What needs to be done >> Answer with one number: how many lines hold "arrow".
+++ Material provided
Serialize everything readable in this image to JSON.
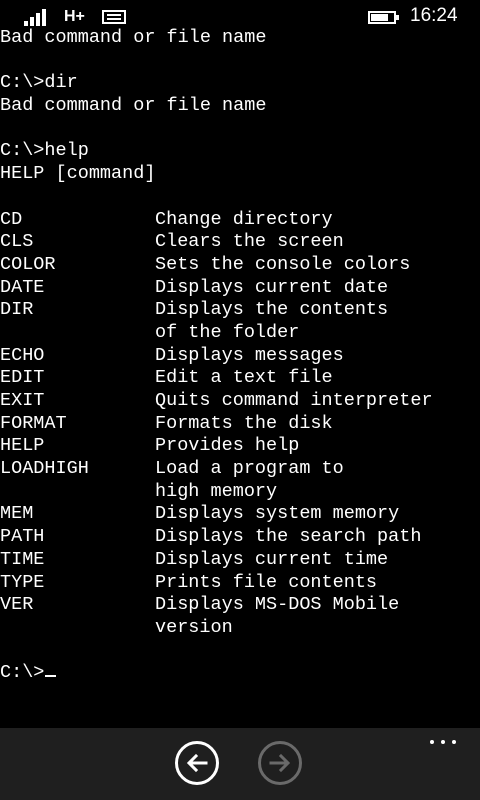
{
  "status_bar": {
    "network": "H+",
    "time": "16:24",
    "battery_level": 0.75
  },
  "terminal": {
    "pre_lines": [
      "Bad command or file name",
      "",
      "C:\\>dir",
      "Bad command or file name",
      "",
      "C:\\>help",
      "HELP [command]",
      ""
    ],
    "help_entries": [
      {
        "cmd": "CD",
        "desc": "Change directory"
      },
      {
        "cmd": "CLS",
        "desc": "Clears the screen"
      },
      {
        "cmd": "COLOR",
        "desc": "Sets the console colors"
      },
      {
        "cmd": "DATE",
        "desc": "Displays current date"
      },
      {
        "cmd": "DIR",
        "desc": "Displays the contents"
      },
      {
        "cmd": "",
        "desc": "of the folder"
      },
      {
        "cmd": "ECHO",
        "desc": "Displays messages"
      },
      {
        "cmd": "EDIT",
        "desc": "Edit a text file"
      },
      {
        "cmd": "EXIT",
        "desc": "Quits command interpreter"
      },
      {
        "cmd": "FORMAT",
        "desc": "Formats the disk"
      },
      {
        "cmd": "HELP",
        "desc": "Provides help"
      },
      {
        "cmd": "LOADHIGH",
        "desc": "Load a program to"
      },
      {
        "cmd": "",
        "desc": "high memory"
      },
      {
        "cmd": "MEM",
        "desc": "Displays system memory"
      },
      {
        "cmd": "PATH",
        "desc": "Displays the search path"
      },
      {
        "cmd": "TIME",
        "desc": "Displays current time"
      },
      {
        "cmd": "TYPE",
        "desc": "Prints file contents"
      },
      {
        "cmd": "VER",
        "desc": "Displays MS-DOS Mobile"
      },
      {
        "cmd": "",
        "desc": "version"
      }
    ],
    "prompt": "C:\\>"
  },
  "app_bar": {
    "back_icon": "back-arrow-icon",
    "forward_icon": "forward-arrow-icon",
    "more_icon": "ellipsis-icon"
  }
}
++++++
In response >> 2